##### Extracted information #####
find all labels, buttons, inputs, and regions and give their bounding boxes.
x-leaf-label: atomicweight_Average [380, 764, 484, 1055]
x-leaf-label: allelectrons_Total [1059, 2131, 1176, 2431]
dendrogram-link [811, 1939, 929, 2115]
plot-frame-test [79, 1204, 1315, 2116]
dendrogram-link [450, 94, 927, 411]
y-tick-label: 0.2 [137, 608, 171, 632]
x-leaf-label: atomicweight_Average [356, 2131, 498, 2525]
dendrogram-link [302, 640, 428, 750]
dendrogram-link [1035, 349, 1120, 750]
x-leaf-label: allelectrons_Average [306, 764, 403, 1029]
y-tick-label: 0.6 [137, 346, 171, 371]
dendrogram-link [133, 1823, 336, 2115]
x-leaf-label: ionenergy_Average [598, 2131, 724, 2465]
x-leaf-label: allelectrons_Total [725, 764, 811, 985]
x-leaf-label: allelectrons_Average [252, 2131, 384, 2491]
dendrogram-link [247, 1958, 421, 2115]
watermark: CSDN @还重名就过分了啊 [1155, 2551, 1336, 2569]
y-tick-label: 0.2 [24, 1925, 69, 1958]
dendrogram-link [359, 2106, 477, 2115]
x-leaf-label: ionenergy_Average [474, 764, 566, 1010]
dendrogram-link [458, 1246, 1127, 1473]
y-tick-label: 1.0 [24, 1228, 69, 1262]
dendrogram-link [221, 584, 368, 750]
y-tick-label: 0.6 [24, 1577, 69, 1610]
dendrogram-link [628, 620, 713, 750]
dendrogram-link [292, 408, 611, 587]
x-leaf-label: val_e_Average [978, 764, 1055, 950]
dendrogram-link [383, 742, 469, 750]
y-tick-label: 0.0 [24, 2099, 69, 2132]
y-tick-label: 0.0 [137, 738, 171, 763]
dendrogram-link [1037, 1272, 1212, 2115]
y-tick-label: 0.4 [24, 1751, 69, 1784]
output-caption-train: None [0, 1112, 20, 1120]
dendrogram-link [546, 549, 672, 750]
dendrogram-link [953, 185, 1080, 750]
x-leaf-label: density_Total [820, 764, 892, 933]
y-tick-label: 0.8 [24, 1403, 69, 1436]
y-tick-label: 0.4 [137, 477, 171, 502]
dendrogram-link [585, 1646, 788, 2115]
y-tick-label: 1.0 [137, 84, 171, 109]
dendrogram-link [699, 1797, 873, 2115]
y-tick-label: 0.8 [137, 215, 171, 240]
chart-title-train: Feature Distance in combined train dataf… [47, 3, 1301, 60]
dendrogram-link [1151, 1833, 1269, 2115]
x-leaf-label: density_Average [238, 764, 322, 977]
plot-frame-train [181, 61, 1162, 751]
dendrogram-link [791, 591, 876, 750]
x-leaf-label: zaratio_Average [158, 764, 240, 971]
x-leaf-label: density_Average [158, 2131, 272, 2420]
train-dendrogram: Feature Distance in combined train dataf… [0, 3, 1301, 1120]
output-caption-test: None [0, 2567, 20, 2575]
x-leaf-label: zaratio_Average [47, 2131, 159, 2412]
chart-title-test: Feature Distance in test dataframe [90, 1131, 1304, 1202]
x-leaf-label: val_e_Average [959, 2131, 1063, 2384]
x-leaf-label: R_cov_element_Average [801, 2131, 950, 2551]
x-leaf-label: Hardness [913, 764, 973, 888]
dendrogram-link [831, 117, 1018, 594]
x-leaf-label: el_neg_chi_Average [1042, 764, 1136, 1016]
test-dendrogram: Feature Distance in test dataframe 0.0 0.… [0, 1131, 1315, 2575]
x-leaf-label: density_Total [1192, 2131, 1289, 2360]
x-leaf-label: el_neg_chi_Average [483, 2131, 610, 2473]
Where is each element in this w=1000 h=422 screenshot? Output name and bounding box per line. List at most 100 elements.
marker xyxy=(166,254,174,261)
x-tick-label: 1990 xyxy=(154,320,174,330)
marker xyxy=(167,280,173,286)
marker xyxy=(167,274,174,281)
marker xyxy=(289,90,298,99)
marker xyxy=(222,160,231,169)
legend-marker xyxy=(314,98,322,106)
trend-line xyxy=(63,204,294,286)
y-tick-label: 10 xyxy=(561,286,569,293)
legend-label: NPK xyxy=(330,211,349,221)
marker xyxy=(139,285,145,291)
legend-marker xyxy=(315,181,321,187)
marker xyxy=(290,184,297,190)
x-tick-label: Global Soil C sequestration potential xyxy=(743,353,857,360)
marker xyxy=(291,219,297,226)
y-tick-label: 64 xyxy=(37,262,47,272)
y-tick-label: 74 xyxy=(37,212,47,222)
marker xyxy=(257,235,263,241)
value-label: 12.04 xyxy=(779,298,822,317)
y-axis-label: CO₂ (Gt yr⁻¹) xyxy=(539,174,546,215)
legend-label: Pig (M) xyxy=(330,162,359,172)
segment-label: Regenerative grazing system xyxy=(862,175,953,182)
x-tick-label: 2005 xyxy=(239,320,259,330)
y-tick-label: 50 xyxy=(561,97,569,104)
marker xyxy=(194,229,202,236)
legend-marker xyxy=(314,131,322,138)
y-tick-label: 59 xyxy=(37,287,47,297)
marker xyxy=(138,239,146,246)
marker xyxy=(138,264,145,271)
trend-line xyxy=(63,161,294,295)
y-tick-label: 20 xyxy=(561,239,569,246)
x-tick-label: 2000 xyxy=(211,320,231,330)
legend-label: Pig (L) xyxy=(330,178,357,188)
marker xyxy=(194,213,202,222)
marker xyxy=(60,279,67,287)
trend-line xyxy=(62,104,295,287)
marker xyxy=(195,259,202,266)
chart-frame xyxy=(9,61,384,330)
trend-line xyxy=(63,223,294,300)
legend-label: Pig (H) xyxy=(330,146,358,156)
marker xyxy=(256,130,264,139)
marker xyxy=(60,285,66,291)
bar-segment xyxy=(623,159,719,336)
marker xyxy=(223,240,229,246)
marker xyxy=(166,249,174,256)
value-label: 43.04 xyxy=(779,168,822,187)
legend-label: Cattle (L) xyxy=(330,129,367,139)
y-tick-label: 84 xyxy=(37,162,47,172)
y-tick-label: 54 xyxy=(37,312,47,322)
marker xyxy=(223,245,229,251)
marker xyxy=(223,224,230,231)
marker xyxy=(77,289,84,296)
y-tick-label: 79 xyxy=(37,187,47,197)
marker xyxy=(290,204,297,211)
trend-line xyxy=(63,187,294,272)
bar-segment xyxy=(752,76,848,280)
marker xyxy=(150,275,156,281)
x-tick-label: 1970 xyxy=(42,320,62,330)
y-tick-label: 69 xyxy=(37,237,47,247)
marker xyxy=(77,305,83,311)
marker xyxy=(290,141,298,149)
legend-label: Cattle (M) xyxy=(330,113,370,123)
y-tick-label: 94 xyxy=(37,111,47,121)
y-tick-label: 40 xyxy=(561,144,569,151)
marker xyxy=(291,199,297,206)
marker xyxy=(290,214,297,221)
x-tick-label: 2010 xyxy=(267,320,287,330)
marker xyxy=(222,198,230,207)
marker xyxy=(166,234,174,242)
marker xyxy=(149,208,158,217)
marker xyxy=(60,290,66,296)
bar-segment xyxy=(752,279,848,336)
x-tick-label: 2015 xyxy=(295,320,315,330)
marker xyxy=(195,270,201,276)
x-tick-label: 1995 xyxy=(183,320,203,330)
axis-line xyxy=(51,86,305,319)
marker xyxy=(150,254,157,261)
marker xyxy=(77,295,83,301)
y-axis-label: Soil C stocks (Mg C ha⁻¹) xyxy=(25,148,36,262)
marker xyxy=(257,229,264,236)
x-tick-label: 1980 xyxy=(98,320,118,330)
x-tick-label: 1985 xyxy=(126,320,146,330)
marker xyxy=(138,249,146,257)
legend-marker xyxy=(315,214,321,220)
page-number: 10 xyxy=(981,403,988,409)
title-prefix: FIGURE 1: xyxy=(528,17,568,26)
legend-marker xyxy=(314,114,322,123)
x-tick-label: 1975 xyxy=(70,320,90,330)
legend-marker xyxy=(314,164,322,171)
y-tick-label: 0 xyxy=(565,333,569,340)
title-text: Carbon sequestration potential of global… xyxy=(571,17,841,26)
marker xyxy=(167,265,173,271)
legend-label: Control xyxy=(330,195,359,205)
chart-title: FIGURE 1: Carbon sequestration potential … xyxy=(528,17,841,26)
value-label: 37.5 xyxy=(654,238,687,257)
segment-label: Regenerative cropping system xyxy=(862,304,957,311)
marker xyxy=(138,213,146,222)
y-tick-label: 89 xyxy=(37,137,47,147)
#####
- Set exercise -
Convert the lines from the very first one through the line containing "y-tick-label: 0.0 [137, 738, 171, 763]" into a Markdown table with the columns Row and Line text, skipping any blank lines.

- Exercise output -
| Row | Line text |
|---|---|
| 1 | find all labels, buttons, inputs, and regions and give their bounding boxes. |
| 2 | x-leaf-label: atomicweight_Average [380, 764, 484, 1055] |
| 3 | x-leaf-label: allelectrons_Total [1059, 2131, 1176, 2431] |
| 4 | dendrogram-link [811, 1939, 929, 2115] |
| 5 | plot-frame-test [79, 1204, 1315, 2116] |
| 6 | dendrogram-link [450, 94, 927, 411] |
| 7 | y-tick-label: 0.2 [137, 608, 171, 632] |
| 8 | x-leaf-label: atomicweight_Average [356, 2131, 498, 2525] |
| 9 | dendrogram-link [302, 640, 428, 750] |
| 10 | dendrogram-link [1035, 349, 1120, 750] |
| 11 | x-leaf-label: allelectrons_Average [306, 764, 403, 1029] |
| 12 | y-tick-label: 0.6 [137, 346, 171, 371] |
| 13 | dendrogram-link [133, 1823, 336, 2115] |
| 14 | x-leaf-label: ionenergy_Average [598, 2131, 724, 2465] |
| 15 | x-leaf-label: allelectrons_Total [725, 764, 811, 985] |
| 16 | x-leaf-label: allelectrons_Average [252, 2131, 384, 2491] |
| 17 | dendrogram-link [247, 1958, 421, 2115] |
| 18 | watermark: CSDN @还重名就过分了啊 [1155, 2551, 1336, 2569] |
| 19 | y-tick-label: 0.2 [24, 1925, 69, 1958] |
| 20 | dendrogram-link [359, 2106, 477, 2115] |
| 21 | x-leaf-label: ionenergy_Average [474, 764, 566, 1010] |
| 22 | dendrogram-link [458, 1246, 1127, 1473] |
| 23 | y-tick-label: 1.0 [24, 1228, 69, 1262] |
| 24 | dendrogram-link [221, 584, 368, 750] |
| 25 | y-tick-label: 0.6 [24, 1577, 69, 1610] |
| 26 | dendrogram-link [628, 620, 713, 750] |
| 27 | dendrogram-link [292, 408, 611, 587] |
| 28 | x-leaf-label: val_e_Average [978, 764, 1055, 950] |
| 29 | dendrogram-link [383, 742, 469, 750] |
| 30 | y-tick-label: 0.0 [24, 2099, 69, 2132] |
| 31 | y-tick-label: 0.0 [137, 738, 171, 763] |